__Dataset extract__:

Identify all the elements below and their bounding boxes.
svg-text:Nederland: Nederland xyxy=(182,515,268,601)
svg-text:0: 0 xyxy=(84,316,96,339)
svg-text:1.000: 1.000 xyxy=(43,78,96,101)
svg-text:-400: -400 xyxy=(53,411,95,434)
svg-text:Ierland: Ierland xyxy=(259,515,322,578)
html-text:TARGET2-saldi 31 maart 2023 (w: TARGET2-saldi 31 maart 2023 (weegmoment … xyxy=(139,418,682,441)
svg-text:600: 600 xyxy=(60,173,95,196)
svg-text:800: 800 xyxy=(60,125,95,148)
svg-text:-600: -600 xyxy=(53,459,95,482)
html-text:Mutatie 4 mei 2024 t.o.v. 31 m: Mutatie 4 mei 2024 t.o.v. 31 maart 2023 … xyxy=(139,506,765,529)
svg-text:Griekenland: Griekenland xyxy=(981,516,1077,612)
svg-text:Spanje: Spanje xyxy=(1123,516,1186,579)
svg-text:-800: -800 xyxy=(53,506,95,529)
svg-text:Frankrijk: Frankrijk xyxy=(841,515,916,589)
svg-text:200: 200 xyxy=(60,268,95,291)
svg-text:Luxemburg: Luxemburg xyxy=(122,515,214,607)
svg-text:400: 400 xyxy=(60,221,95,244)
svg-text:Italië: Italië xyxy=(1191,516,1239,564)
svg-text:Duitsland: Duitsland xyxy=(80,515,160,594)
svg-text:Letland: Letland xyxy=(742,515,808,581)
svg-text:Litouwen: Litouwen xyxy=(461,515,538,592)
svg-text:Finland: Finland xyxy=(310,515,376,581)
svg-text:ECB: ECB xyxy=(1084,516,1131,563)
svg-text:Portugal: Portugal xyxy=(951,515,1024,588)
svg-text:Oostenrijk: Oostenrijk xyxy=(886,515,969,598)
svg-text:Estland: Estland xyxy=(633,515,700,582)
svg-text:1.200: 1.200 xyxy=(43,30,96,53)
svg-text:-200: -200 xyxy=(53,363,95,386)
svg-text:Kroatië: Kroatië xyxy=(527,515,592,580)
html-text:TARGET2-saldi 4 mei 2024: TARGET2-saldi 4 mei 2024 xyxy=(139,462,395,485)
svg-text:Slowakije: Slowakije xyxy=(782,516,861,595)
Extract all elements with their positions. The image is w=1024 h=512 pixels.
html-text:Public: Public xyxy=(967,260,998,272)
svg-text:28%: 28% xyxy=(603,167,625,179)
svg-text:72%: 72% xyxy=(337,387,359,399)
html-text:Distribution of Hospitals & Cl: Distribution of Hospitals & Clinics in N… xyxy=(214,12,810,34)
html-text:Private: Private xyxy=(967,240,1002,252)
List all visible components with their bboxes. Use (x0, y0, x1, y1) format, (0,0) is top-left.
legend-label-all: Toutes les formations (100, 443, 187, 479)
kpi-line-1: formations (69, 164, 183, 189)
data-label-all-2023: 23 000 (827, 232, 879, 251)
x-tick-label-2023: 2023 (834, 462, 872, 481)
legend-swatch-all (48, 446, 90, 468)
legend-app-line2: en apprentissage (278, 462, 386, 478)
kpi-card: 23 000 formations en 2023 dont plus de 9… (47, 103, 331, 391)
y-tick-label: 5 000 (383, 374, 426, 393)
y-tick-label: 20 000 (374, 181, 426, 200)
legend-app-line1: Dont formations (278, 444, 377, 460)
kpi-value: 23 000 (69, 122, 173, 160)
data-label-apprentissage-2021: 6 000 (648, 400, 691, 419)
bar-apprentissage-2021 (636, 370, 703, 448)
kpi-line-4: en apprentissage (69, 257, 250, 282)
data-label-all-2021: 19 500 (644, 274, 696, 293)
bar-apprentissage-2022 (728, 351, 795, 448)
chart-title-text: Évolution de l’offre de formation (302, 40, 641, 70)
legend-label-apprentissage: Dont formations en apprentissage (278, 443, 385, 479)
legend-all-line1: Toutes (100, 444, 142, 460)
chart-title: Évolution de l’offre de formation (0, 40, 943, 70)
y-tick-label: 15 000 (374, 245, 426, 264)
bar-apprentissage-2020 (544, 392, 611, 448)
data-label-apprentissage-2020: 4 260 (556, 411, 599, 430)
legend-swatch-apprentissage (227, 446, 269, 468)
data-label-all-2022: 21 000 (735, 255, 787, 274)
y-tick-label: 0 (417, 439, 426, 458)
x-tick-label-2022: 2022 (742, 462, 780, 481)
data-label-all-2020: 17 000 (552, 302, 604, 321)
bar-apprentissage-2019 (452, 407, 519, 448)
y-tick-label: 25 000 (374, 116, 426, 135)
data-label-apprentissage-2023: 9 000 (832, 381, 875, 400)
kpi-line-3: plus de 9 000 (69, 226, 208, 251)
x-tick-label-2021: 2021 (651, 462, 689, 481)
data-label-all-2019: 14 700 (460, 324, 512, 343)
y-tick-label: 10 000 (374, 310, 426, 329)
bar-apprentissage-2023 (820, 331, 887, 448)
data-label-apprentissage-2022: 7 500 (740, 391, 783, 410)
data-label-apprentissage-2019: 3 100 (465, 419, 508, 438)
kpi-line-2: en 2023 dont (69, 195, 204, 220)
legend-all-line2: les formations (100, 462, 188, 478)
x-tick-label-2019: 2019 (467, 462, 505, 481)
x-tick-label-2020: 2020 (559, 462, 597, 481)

__Task objective__: Reproduce all of the material above, line for line, with no changes.

__Full solution__:
Identify all the elements below and their bounding boxes.
svg-text:Nederland: Nederland xyxy=(182,515,268,601)
svg-text:0: 0 xyxy=(84,316,96,339)
svg-text:1.000: 1.000 xyxy=(43,78,96,101)
svg-text:-400: -400 xyxy=(53,411,95,434)
svg-text:Ierland: Ierland xyxy=(259,515,322,578)
html-text:TARGET2-saldi 31 maart 2023 (w: TARGET2-saldi 31 maart 2023 (weegmoment … xyxy=(139,418,682,441)
svg-text:600: 600 xyxy=(60,173,95,196)
svg-text:800: 800 xyxy=(60,125,95,148)
svg-text:-600: -600 xyxy=(53,459,95,482)
html-text:Mutatie 4 mei 2024 t.o.v. 31 m: Mutatie 4 mei 2024 t.o.v. 31 maart 2023 … xyxy=(139,506,765,529)
svg-text:Griekenland: Griekenland xyxy=(981,516,1077,612)
svg-text:Spanje: Spanje xyxy=(1123,516,1186,579)
svg-text:-800: -800 xyxy=(53,506,95,529)
svg-text:Frankrijk: Frankrijk xyxy=(841,515,916,589)
svg-text:200: 200 xyxy=(60,268,95,291)
svg-text:Luxemburg: Luxemburg xyxy=(122,515,214,607)
svg-text:400: 400 xyxy=(60,221,95,244)
svg-text:Italië: Italië xyxy=(1191,516,1239,564)
svg-text:Duitsland: Duitsland xyxy=(80,515,160,594)
svg-text:Letland: Letland xyxy=(742,515,808,581)
svg-text:Litouwen: Litouwen xyxy=(461,515,538,592)
svg-text:Finland: Finland xyxy=(310,515,376,581)
svg-text:ECB: ECB xyxy=(1084,516,1131,563)
svg-text:Portugal: Portugal xyxy=(951,515,1024,588)
svg-text:Oostenrijk: Oostenrijk xyxy=(886,515,969,598)
svg-text:Estland: Estland xyxy=(633,515,700,582)
svg-text:1.200: 1.200 xyxy=(43,30,96,53)
svg-text:-200: -200 xyxy=(53,363,95,386)
svg-text:Kroatië: Kroatië xyxy=(527,515,592,580)
html-text:TARGET2-saldi 4 mei 2024: TARGET2-saldi 4 mei 2024 xyxy=(139,462,395,485)
svg-text:Slowakije: Slowakije xyxy=(782,516,861,595)
Extract all elements with their positions. The image is w=1024 h=512 pixels.
html-text:Public: Public xyxy=(967,260,998,272)
svg-text:28%: 28% xyxy=(603,167,625,179)
svg-text:72%: 72% xyxy=(337,387,359,399)
html-text:Distribution of Hospitals & Cl: Distribution of Hospitals & Clinics in N… xyxy=(214,12,810,34)
html-text:Private: Private xyxy=(967,240,1002,252)
List all visible components with their bboxes. Use (x0, y0, x1, y1) format, (0,0) is top-left.
legend-label-all: Toutes les formations (100, 443, 187, 479)
kpi-line-1: formations (69, 164, 183, 189)
data-label-all-2023: 23 000 (827, 232, 879, 251)
x-tick-label-2023: 2023 (834, 462, 872, 481)
legend-swatch-all (48, 446, 90, 468)
legend-app-line2: en apprentissage (278, 462, 386, 478)
kpi-card: 23 000 formations en 2023 dont plus de 9… (47, 103, 331, 391)
y-tick-label: 5 000 (383, 374, 426, 393)
y-tick-label: 20 000 (374, 181, 426, 200)
legend-app-line1: Dont formations (278, 444, 377, 460)
kpi-value: 23 000 (69, 122, 173, 160)
data-label-apprentissage-2021: 6 000 (648, 400, 691, 419)
bar-apprentissage-2021 (636, 370, 703, 448)
kpi-line-4: en apprentissage (69, 257, 250, 282)
data-label-all-2021: 19 500 (644, 274, 696, 293)
bar-apprentissage-2022 (728, 351, 795, 448)
chart-title-text: Évolution de l’offre de formation (302, 40, 641, 70)
legend-label-apprentissage: Dont formations en apprentissage (278, 443, 385, 479)
legend-all-line1: Toutes (100, 444, 142, 460)
chart-title: Évolution de l’offre de formation (0, 40, 943, 70)
y-tick-label: 15 000 (374, 245, 426, 264)
bar-apprentissage-2020 (544, 392, 611, 448)
data-label-apprentissage-2020: 4 260 (556, 411, 599, 430)
legend-swatch-apprentissage (227, 446, 269, 468)
data-label-all-2022: 21 000 (735, 255, 787, 274)
y-tick-label: 0 (417, 439, 426, 458)
x-tick-label-2022: 2022 (742, 462, 780, 481)
data-label-all-2020: 17 000 (552, 302, 604, 321)
bar-apprentissage-2019 (452, 407, 519, 448)
y-tick-label: 25 000 (374, 116, 426, 135)
data-label-apprentissage-2023: 9 000 (832, 381, 875, 400)
kpi-line-3: plus de 9 000 (69, 226, 208, 251)
x-tick-label-2021: 2021 (651, 462, 689, 481)
data-label-all-2019: 14 700 (460, 324, 512, 343)
y-tick-label: 10 000 (374, 310, 426, 329)
bar-apprentissage-2023 (820, 331, 887, 448)
data-label-apprentissage-2022: 7 500 (740, 391, 783, 410)
data-label-apprentissage-2019: 3 100 (465, 419, 508, 438)
kpi-line-2: en 2023 dont (69, 195, 204, 220)
legend-all-line2: les formations (100, 462, 188, 478)
x-tick-label-2019: 2019 (467, 462, 505, 481)
x-tick-label-2020: 2020 (559, 462, 597, 481)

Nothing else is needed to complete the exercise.